§ WHAT IS EXPECTED: Output all of the data below exactly as given.

Stored data:
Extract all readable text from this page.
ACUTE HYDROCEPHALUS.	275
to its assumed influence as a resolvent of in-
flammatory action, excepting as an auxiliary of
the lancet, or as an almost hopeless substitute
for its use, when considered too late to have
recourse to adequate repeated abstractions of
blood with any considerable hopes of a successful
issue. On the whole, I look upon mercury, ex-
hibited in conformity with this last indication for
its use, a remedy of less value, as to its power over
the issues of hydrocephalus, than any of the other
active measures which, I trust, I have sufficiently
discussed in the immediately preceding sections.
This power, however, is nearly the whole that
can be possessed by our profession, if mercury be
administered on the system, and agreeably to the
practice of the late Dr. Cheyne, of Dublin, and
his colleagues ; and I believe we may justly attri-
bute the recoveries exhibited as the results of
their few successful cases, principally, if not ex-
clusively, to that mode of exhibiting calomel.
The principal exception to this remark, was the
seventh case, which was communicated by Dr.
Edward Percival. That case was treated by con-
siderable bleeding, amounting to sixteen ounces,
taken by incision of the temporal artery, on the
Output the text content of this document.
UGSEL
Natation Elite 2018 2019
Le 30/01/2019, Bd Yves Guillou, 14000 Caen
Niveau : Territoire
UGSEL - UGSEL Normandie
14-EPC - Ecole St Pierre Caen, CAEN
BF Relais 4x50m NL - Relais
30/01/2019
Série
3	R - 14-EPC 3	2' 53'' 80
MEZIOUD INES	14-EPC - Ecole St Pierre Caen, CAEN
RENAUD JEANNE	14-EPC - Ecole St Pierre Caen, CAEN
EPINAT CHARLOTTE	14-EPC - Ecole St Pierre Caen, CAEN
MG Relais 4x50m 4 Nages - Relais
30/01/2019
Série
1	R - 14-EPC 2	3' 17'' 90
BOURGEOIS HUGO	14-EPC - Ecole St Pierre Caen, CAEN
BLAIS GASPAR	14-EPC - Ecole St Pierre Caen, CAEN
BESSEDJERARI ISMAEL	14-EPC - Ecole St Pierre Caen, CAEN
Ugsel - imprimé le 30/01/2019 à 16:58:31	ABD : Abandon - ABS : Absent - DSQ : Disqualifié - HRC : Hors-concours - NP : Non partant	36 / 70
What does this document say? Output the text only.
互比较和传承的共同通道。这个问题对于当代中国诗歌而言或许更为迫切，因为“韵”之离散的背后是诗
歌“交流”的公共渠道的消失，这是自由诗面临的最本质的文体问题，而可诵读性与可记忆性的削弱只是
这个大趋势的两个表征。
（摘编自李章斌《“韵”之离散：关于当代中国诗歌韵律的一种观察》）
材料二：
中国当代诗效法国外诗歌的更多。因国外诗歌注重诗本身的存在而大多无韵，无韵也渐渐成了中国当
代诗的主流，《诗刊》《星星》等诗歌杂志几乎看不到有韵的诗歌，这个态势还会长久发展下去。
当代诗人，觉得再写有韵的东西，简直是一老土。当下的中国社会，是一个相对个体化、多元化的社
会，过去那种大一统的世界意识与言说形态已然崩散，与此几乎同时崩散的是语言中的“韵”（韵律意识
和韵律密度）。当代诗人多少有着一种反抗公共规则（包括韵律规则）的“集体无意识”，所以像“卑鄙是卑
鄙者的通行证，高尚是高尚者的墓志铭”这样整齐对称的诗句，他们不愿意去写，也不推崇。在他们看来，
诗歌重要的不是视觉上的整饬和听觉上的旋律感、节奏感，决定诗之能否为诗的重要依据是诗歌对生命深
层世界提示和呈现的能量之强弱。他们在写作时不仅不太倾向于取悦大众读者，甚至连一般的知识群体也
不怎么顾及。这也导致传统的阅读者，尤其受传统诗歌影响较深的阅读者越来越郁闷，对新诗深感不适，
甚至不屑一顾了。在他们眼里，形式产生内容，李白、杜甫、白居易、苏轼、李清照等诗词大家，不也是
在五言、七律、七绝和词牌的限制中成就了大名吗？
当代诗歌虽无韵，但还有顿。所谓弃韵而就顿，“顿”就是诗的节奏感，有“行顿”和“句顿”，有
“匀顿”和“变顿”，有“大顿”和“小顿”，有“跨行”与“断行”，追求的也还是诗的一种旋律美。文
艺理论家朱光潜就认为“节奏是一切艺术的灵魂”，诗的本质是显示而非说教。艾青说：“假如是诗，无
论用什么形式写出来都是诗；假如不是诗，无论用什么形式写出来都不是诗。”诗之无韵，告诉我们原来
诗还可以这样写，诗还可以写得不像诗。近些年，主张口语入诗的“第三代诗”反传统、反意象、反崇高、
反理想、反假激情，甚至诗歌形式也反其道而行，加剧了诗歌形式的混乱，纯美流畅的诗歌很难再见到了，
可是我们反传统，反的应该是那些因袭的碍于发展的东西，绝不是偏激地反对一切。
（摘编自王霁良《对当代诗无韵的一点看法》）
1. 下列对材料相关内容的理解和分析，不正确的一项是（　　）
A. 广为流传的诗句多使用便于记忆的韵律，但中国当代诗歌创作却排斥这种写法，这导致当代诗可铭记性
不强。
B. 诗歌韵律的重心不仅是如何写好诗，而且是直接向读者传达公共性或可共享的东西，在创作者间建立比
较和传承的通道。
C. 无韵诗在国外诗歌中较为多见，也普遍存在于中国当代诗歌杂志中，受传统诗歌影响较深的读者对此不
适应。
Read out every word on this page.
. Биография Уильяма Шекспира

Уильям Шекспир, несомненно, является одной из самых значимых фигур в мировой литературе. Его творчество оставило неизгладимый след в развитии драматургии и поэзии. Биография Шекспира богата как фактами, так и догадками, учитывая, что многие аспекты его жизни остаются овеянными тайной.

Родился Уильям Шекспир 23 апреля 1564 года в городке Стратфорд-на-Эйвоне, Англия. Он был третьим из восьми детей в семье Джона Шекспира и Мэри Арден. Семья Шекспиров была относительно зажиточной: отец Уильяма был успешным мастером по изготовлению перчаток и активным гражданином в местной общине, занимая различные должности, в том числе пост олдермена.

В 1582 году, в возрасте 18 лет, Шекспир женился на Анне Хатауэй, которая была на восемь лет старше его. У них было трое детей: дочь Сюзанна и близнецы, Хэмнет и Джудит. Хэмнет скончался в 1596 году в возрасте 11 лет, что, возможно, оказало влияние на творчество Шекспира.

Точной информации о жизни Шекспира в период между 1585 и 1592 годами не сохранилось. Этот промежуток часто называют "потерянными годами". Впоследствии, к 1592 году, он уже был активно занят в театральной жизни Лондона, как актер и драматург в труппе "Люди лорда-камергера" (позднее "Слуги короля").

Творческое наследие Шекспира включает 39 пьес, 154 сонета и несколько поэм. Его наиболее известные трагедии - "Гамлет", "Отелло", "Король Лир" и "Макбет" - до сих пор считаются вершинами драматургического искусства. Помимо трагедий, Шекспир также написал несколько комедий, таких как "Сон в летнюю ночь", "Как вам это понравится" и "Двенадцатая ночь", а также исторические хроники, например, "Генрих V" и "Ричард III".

§ EXPECTED ANSWER:
Extract all readable text from this page.
ACUTE HYDROCEPHALUS.	275
to its assumed influence as a resolvent of in-
flammatory action, excepting as an auxiliary of
the lancet, or as an almost hopeless substitute
for its use, when considered too late to have
recourse to adequate repeated abstractions of
blood with any considerable hopes of a successful
issue. On the whole, I look upon mercury, ex-
hibited in conformity with this last indication for
its use, a remedy of less value, as to its power over
the issues of hydrocephalus, than any of the other
active measures which, I trust, I have sufficiently
discussed in the immediately preceding sections.
This power, however, is nearly the whole that
can be possessed by our profession, if mercury be
administered on the system, and agreeably to the
practice of the late Dr. Cheyne, of Dublin, and
his colleagues ; and I believe we may justly attri-
bute the recoveries exhibited as the results of
their few successful cases, principally, if not ex-
clusively, to that mode of exhibiting calomel.
The principal exception to this remark, was the
seventh case, which was communicated by Dr.
Edward Percival. That case was treated by con-
siderable bleeding, amounting to sixteen ounces,
taken by incision of the temporal artery, on the
Output the text content of this document.
UGSEL
Natation Elite 2018 2019
Le 30/01/2019, Bd Yves Guillou, 14000 Caen
Niveau : Territoire
UGSEL - UGSEL Normandie
14-EPC - Ecole St Pierre Caen, CAEN
BF Relais 4x50m NL - Relais
30/01/2019
Série
3	R - 14-EPC 3	2' 53'' 80
MEZIOUD INES	14-EPC - Ecole St Pierre Caen, CAEN
RENAUD JEANNE	14-EPC - Ecole St Pierre Caen, CAEN
EPINAT CHARLOTTE	14-EPC - Ecole St Pierre Caen, CAEN
MG Relais 4x50m 4 Nages - Relais
30/01/2019
Série
1	R - 14-EPC 2	3' 17'' 90
BOURGEOIS HUGO	14-EPC - Ecole St Pierre Caen, CAEN
BLAIS GASPAR	14-EPC - Ecole St Pierre Caen, CAEN
BESSEDJERARI ISMAEL	14-EPC - Ecole St Pierre Caen, CAEN
Ugsel - imprimé le 30/01/2019 à 16:58:31	ABD : Abandon - ABS : Absent - DSQ : Disqualifié - HRC : Hors-concours - NP : Non partant	36 / 70
What does this document say? Output the text only.
互比较和传承的共同通道。这个问题对于当代中国诗歌而言或许更为迫切，因为“韵”之离散的背后是诗
歌“交流”的公共渠道的消失，这是自由诗面临的最本质的文体问题，而可诵读性与可记忆性的削弱只是
这个大趋势的两个表征。
（摘编自李章斌《“韵”之离散：关于当代中国诗歌韵律的一种观察》）
材料二：
中国当代诗效法国外诗歌的更多。因国外诗歌注重诗本身的存在而大多无韵，无韵也渐渐成了中国当
代诗的主流，《诗刊》《星星》等诗歌杂志几乎看不到有韵的诗歌，这个态势还会长久发展下去。
当代诗人，觉得再写有韵的东西，简直是一老土。当下的中国社会，是一个相对个体化、多元化的社
会，过去那种大一统的世界意识与言说形态已然崩散，与此几乎同时崩散的是语言中的“韵”（韵律意识
和韵律密度）。当代诗人多少有着一种反抗公共规则（包括韵律规则）的“集体无意识”，所以像“卑鄙是卑
鄙者的通行证，高尚是高尚者的墓志铭”这样整齐对称的诗句，他们不愿意去写，也不推崇。在他们看来，
诗歌重要的不是视觉上的整饬和听觉上的旋律感、节奏感，决定诗之能否为诗的重要依据是诗歌对生命深
层世界提示和呈现的能量之强弱。他们在写作时不仅不太倾向于取悦大众读者，甚至连一般的知识群体也
不怎么顾及。这也导致传统的阅读者，尤其受传统诗歌影响较深的阅读者越来越郁闷，对新诗深感不适，
甚至不屑一顾了。在他们眼里，形式产生内容，李白、杜甫、白居易、苏轼、李清照等诗词大家，不也是
在五言、七律、七绝和词牌的限制中成就了大名吗？
当代诗歌虽无韵，但还有顿。所谓弃韵而就顿，“顿”就是诗的节奏感，有“行顿”和“句顿”，有
“匀顿”和“变顿”，有“大顿”和“小顿”，有“跨行”与“断行”，追求的也还是诗的一种旋律美。文
艺理论家朱光潜就认为“节奏是一切艺术的灵魂”，诗的本质是显示而非说教。艾青说：“假如是诗，无
论用什么形式写出来都是诗；假如不是诗，无论用什么形式写出来都不是诗。”诗之无韵，告诉我们原来
诗还可以这样写，诗还可以写得不像诗。近些年，主张口语入诗的“第三代诗”反传统、反意象、反崇高、
反理想、反假激情，甚至诗歌形式也反其道而行，加剧了诗歌形式的混乱，纯美流畅的诗歌很难再见到了，
可是我们反传统，反的应该是那些因袭的碍于发展的东西，绝不是偏激地反对一切。
（摘编自王霁良《对当代诗无韵的一点看法》）
1. 下列对材料相关内容的理解和分析，不正确的一项是（　　）
A. 广为流传的诗句多使用便于记忆的韵律，但中国当代诗歌创作却排斥这种写法，这导致当代诗可铭记性
不强。
B. 诗歌韵律的重心不仅是如何写好诗，而且是直接向读者传达公共性或可共享的东西，在创作者间建立比
较和传承的通道。
C. 无韵诗在国外诗歌中较为多见，也普遍存在于中国当代诗歌杂志中，受传统诗歌影响较深的读者对此不
适应。
Read out every word on this page.
. Биография Уильяма Шекспира

Уильям Шекспир, несомненно, является одной из самых значимых фигур в мировой литературе. Его творчество оставило неизгладимый след в развитии драматургии и поэзии. Биография Шекспира богата как фактами, так и догадками, учитывая, что многие аспекты его жизни остаются овеянными тайной.

Родился Уильям Шекспир 23 апреля 1564 года в городке Стратфорд-на-Эйвоне, Англия. Он был третьим из восьми детей в семье Джона Шекспира и Мэри Арден. Семья Шекспиров была относительно зажиточной: отец Уильяма был успешным мастером по изготовлению перчаток и активным гражданином в местной общине, занимая различные должности, в том числе пост олдермена.

В 1582 году, в возрасте 18 лет, Шекспир женился на Анне Хатауэй, которая была на восемь лет старше его. У них было трое детей: дочь Сюзанна и близнецы, Хэмнет и Джудит. Хэмнет скончался в 1596 году в возрасте 11 лет, что, возможно, оказало влияние на творчество Шекспира.

Точной информации о жизни Шекспира в период между 1585 и 1592 годами не сохранилось. Этот промежуток часто называют "потерянными годами". Впоследствии, к 1592 году, он уже был активно занят в театральной жизни Лондона, как актер и драматург в труппе "Люди лорда-камергера" (позднее "Слуги короля").

Творческое наследие Шекспира включает 39 пьес, 154 сонета и несколько поэм. Его наиболее известные трагедии - "Гамлет", "Отелло", "Король Лир" и "Макбет" - до сих пор считаются вершинами драматургического искусства. Помимо трагедий, Шекспир также написал несколько комедий, таких как "Сон в летнюю ночь", "Как вам это понравится" и "Двенадцатая ночь", а также исторические хроники, например, "Генрих V" и "Ричард III".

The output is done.